According to the text on hashing below, which approach is often the best when dealing with an unknown data set?

Source extract section start

To put it short, quoting the article, to hash means:
to chop and mix
That is, given a value, you get another (usually) shorter value from it (chop), but that obtained value should change even if a small part of the original value changes (mix).
Lets take x % 9 as an example hashing function.
345 % 9 = 3
355 % 9 = 4
344 % 9 = 2
2345 % 9 = 5
You can see that this hashing method takes into account all parts of the input and changes if any of the digits change. That makes it a good hashing function.
On the other hand if we would take x%10. We would get
345 % 10 = 5
355 % 10 = 5
344 % 10 = 4
2345 % 10 = 5
As you can see most of the hashed values are 5. This tells us that x%10 is a worse hashing function than x%9.
Note that x%10 is still a hashing function. The identity function could be considered a hash function as well.
I'd say linut's answer is pretty good, but I'll amplify it a little. Computers are very good at accessing things in arrays. If I know that an item is in MyArray[19], I can access it directly. A hash function is a means of mapping lookup keys to array subscripts. If I have 193,372 different strings stored in an array, and I have a function which will return 0 for one of the strings, 1 for another, 2 for another, etc. up to 193,371 for the last one, I can see if any given string is in the array by running that function and then seeing if the given string matches the one in that spot in the array. Nice and easy.
Unfortunately, in practice, things are seldom so nice and tidy. While it's often possible to write a function which will map inputs to unique integers in a nice easy range (if nothing else:
if (inputstring == thefirststring) return 0;
if (inputstring == thesecondstring) return 1;
if (inputstring == thethirdstring) return 1;
... up to the the193371ndstring
in many cases, a 'perfect' function would take so much effort to compute that it wouldn't be worth the effort.
What is done instead is to design a system where a hash function says where one should start looking for the data, and then some other means is used to search for the data from there. A few common approaches are:
Linear hashing -- If two items map to the same hash value, store one of them in the array slot following the one indicated by the hash code. When looking for an item, search in the indicated slot, and then next one, then the next, etc. until the item is found or one hits an empty slot. Linear hashing is simple, but it works poorly unless the table is much bigger than the number of items in it (leaving lots of empty slots). Note also that deleting items from such a hash table can be difficult, since the existence of an item may have prevented some other item from going into its indicated spot.
Double hashing -- If two items map to the same value, compute a different hash value for the second one added, and shove the second item that many slots away (if that slot is full, keep stepping by that increment until a vacant slot is found). If the hash values are independent, this approach can work well with a more-dense table. It's even harder to delete items from such a table, though, than with a linear hash table, since there's no nice way to find items which were displaced by the item to be deleted.
Nested hashing -- Each slot in the hash table contains a hash table using a different function from the main table. This can work well if the two hash functions are independent, but is apt to work very poorly if they aren't.
Chain-bucket hashing -- Each slot in the hash table holds a list of things that map to that hash value. If N things map to a particular slot, finding one of them will take time O(N). If the hash function is decent, however, most non-empty slots will contain only one item, most of those with more than that will contain only two, etc. so no slot will hold very many items.
When dealing with a fixed data set (e.g. a compiler's set of keywords), linear hashing is often good; in cases where it works badly, one can tweak the hash function so it will work well. When dealing with an unknown data set, chain bucket hashing is often the best approach. The overhead of dealing with extra lists may make it more expensive than double hashing, but it's far less likely to perform really horribly.

Source extract section end
Information supplied section start

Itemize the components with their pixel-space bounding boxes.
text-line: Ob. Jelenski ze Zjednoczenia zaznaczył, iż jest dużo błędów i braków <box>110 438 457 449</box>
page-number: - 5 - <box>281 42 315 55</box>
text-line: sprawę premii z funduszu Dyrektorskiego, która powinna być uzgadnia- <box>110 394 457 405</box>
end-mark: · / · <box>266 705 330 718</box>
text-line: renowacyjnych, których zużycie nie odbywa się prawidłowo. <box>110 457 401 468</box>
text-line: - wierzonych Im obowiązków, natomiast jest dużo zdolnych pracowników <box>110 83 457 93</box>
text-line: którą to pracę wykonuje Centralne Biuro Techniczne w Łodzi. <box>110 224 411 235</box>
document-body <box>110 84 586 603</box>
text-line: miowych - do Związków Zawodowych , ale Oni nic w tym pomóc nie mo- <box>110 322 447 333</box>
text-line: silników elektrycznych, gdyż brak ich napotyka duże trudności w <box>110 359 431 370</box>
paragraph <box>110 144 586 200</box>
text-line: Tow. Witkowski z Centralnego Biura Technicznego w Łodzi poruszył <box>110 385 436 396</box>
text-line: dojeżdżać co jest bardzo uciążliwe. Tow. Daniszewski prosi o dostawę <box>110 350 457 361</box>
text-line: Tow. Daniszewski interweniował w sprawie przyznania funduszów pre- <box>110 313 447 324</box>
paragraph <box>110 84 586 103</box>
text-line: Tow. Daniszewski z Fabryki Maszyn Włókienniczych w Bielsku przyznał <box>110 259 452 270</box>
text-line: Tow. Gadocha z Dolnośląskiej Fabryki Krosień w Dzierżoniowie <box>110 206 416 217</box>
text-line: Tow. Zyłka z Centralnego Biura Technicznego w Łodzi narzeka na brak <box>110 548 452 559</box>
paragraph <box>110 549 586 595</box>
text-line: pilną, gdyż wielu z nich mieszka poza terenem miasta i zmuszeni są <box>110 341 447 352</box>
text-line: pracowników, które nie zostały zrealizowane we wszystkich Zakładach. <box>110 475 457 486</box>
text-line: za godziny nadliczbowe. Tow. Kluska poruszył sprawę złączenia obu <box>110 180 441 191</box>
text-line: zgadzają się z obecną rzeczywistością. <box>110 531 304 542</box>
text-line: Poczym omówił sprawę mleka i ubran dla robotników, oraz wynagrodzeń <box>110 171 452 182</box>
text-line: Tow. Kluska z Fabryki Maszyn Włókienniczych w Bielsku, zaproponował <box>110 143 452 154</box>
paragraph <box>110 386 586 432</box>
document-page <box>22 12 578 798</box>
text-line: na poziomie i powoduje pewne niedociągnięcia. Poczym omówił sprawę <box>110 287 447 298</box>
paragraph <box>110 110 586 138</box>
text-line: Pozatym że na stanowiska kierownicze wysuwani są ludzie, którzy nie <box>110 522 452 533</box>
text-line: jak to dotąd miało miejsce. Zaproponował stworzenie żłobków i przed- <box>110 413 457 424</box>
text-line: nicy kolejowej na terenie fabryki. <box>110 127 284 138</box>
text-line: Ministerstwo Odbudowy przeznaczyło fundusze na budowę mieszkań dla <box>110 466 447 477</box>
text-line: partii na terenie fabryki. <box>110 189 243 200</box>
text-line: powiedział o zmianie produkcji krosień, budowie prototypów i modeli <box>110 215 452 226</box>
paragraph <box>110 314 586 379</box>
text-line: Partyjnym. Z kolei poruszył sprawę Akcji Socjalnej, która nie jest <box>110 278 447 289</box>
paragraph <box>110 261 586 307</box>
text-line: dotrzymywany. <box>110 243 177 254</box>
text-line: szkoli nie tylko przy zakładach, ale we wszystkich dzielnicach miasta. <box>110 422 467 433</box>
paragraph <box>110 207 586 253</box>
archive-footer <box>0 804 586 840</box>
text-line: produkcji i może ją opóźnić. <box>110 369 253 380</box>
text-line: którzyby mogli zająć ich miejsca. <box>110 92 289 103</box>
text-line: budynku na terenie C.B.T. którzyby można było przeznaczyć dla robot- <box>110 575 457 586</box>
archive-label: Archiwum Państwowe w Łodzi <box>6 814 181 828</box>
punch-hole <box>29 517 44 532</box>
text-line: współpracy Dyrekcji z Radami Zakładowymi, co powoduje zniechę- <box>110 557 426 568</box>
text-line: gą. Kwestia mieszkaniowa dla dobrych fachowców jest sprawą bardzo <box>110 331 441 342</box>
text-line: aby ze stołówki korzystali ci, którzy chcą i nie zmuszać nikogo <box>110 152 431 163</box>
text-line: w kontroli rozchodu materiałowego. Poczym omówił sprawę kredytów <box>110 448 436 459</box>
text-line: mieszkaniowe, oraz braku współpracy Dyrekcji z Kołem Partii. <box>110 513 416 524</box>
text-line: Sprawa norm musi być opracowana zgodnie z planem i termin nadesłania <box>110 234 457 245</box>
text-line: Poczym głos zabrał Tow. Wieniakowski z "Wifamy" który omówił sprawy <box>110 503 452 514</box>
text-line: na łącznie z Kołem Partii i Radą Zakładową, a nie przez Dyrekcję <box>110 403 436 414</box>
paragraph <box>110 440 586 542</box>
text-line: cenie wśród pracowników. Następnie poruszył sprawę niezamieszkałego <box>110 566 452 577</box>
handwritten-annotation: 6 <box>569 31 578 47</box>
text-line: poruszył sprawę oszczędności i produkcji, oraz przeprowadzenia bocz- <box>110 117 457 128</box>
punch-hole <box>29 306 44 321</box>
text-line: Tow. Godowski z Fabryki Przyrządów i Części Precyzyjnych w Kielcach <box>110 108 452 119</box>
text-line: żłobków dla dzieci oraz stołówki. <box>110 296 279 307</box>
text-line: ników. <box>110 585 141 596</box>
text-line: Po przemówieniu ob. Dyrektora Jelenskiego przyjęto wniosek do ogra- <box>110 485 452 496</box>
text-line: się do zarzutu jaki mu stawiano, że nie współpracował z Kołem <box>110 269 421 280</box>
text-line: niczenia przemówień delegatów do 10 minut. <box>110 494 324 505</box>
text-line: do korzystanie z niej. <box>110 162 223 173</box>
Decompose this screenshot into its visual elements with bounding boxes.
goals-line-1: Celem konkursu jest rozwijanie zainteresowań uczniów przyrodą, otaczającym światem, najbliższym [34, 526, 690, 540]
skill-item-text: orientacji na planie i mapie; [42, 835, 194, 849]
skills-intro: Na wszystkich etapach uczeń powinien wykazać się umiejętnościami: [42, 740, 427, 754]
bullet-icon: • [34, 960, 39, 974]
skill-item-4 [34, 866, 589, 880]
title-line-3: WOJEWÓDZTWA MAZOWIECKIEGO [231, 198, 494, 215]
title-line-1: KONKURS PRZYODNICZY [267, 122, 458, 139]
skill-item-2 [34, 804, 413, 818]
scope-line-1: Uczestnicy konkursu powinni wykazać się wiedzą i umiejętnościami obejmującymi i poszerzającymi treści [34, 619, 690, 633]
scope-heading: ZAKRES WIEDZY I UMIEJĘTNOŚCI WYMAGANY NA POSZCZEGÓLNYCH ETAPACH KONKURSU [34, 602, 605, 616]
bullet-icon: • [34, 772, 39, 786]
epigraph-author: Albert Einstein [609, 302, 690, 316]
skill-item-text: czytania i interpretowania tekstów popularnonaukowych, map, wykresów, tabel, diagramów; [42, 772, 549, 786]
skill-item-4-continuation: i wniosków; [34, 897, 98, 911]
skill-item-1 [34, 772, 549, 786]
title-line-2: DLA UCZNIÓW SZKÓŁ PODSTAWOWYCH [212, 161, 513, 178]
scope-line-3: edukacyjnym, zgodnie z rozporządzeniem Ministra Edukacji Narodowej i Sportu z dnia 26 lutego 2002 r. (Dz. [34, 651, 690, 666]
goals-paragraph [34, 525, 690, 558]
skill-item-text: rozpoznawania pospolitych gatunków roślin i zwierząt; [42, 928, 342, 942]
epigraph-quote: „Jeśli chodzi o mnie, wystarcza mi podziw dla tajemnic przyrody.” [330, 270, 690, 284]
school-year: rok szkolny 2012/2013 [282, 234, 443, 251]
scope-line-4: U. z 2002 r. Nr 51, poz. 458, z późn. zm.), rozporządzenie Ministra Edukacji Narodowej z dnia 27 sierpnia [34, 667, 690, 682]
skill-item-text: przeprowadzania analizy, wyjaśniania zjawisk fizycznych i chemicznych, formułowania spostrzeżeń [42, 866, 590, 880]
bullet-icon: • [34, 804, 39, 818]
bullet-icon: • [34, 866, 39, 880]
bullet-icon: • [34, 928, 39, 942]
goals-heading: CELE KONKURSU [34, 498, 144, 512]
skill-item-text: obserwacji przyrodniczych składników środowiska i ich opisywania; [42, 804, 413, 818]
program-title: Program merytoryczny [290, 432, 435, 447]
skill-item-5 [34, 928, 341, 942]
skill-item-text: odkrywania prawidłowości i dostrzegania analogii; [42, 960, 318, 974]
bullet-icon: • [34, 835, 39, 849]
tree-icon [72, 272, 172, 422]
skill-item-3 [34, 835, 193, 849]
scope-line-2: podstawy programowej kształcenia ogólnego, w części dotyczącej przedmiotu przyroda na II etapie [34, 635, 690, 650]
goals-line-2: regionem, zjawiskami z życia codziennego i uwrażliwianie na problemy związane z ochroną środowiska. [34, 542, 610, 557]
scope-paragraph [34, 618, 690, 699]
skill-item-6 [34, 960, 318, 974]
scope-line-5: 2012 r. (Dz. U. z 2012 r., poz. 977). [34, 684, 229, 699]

Information supplied section end

Answer section ::
Chain-bucket hashing.